◆ MATERIAL FOR THE TASK
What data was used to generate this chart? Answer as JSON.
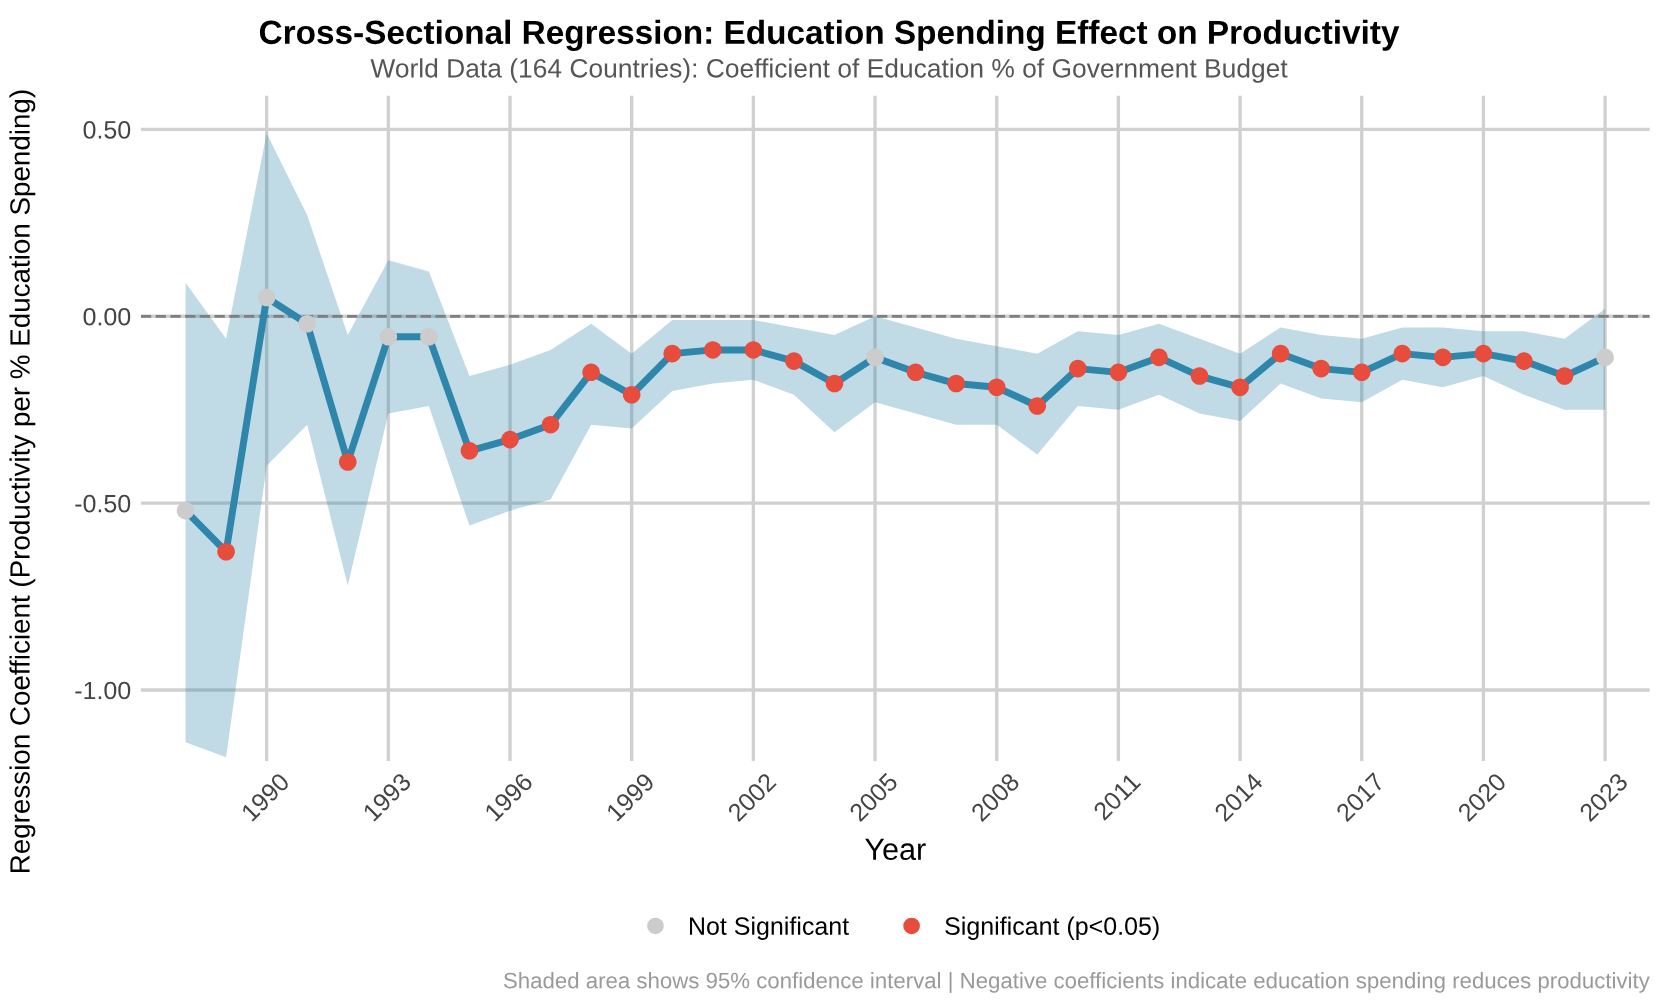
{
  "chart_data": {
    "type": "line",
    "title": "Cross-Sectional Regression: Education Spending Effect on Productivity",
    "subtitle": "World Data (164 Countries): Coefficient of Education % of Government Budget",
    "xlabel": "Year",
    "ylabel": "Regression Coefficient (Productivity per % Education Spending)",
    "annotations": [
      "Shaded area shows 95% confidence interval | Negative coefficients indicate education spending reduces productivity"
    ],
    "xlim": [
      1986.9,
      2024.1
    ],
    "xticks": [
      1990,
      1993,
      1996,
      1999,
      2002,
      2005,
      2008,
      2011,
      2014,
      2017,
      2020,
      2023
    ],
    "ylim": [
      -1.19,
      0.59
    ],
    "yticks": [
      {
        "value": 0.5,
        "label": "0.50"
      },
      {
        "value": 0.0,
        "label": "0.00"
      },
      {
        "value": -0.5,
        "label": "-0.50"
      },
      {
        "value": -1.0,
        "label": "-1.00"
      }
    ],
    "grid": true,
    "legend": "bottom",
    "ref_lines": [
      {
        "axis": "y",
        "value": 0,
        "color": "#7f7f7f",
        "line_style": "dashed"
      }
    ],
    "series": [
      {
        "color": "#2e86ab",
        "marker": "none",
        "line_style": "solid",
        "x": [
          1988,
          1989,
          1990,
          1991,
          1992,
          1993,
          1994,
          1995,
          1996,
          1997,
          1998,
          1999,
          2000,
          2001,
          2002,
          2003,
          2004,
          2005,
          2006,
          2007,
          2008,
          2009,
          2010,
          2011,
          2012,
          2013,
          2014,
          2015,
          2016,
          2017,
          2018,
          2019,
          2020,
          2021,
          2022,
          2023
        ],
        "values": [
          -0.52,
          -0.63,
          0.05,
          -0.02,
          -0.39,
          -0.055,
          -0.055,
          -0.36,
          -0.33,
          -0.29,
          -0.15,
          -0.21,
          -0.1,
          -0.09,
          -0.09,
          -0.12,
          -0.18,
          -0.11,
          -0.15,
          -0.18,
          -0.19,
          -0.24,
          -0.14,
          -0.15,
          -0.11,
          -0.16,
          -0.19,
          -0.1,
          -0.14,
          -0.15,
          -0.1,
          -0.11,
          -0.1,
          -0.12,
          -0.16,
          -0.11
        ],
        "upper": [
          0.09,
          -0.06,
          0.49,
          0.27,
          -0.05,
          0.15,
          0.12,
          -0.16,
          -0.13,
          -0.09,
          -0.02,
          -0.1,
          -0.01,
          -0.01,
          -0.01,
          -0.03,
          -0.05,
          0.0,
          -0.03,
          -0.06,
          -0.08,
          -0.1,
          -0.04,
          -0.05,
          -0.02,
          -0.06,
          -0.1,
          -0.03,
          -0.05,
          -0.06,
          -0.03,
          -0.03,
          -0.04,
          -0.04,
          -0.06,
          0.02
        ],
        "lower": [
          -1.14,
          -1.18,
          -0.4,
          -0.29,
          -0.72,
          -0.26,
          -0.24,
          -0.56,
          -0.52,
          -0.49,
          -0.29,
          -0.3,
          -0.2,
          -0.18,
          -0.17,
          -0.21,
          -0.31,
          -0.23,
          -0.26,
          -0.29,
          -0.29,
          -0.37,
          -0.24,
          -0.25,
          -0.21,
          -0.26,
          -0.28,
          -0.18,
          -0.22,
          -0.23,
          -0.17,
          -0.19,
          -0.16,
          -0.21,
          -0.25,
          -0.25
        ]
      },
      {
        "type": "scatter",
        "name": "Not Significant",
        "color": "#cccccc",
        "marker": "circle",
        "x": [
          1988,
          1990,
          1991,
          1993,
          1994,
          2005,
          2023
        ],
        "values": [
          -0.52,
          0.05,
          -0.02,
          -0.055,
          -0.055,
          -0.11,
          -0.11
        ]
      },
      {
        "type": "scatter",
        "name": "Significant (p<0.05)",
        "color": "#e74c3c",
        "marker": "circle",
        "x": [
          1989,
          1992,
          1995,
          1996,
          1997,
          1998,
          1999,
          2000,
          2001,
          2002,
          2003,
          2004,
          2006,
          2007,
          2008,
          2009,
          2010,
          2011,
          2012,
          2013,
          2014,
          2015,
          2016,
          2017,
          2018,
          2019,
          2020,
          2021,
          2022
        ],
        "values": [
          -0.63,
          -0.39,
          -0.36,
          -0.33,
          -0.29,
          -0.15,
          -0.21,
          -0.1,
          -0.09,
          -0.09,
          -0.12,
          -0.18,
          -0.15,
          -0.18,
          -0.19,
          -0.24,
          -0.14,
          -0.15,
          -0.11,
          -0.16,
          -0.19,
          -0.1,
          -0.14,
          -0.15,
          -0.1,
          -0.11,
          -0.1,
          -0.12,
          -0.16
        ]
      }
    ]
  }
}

--

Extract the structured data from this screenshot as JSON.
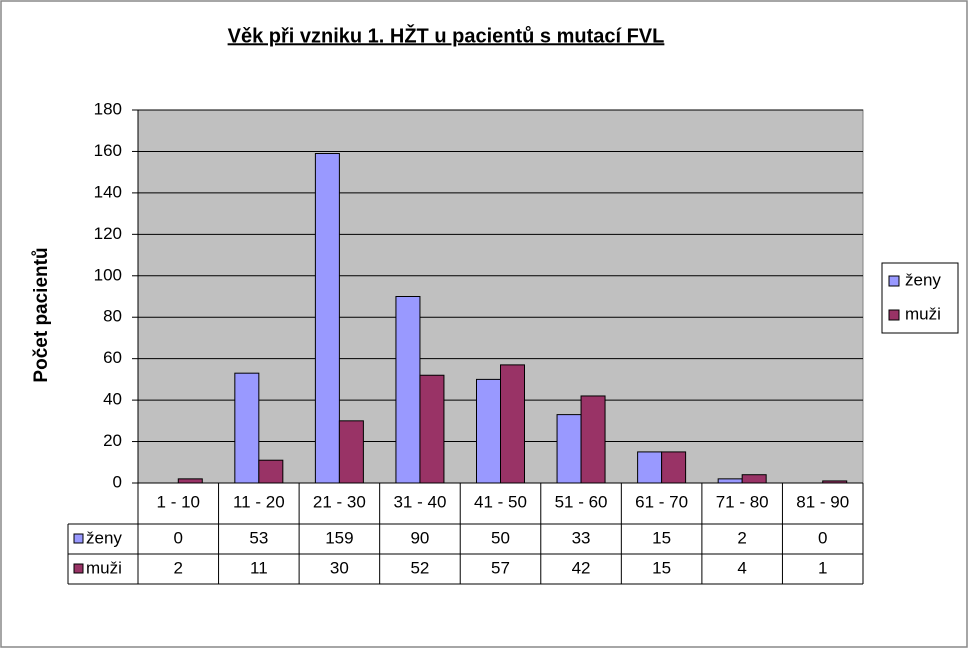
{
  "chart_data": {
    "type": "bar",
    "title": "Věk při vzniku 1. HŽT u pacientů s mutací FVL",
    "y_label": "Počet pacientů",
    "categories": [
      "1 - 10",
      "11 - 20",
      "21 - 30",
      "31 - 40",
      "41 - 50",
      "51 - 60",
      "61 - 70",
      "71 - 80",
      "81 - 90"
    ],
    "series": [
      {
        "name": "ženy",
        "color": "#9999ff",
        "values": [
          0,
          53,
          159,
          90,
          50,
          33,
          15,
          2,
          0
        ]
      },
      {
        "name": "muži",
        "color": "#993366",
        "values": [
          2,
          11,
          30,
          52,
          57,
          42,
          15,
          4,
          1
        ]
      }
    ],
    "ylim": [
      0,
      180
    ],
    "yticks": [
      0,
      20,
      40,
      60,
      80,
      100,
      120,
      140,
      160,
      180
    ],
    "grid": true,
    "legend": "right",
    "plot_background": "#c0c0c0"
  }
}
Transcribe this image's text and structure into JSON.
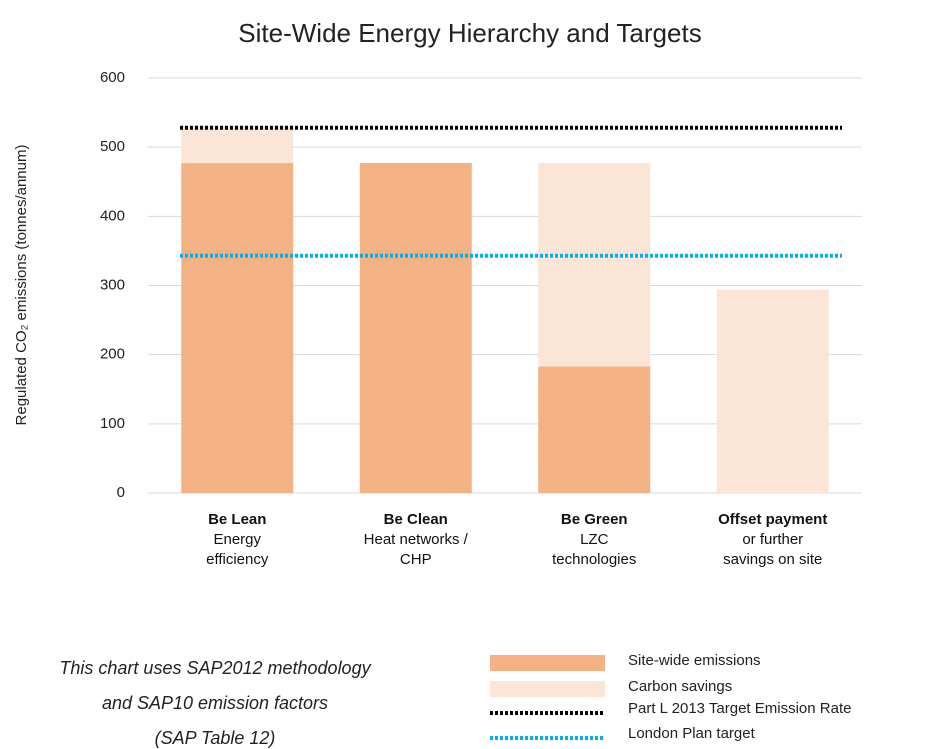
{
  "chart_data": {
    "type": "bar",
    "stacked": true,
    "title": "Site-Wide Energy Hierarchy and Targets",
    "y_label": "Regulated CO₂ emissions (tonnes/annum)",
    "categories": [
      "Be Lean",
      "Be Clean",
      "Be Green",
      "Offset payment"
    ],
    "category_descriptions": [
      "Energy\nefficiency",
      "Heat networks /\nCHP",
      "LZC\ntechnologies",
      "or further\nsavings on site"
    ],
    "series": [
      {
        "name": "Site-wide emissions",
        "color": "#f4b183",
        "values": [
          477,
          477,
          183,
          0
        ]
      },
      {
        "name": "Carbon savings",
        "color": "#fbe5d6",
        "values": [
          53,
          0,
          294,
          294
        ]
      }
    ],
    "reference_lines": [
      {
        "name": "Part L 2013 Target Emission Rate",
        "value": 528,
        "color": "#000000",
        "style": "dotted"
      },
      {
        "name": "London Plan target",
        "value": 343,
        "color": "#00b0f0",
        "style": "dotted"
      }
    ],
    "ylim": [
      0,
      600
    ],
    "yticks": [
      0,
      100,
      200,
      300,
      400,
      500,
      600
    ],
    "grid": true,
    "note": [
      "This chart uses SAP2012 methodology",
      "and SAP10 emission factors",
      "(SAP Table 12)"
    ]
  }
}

...

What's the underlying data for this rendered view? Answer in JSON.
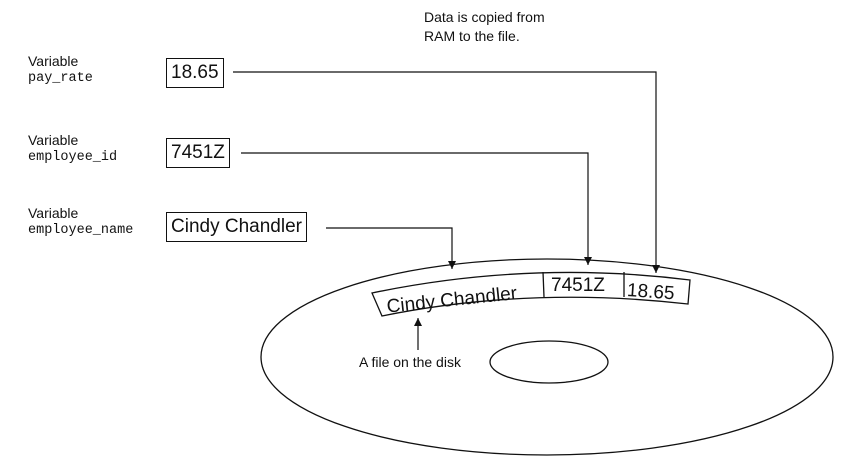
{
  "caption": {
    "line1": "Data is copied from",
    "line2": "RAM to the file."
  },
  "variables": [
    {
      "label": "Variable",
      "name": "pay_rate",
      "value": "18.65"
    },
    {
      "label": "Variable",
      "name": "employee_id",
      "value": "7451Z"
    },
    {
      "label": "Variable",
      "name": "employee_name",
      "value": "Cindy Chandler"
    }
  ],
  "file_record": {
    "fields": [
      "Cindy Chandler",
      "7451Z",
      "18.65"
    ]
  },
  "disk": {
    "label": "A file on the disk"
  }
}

◆ DIRECTIVE
Look through the material and copy each line that has "from".

◆ COMPLETED TASK
Extract the structured data from this screenshot as JSON.
    "line1": "Data is copied from",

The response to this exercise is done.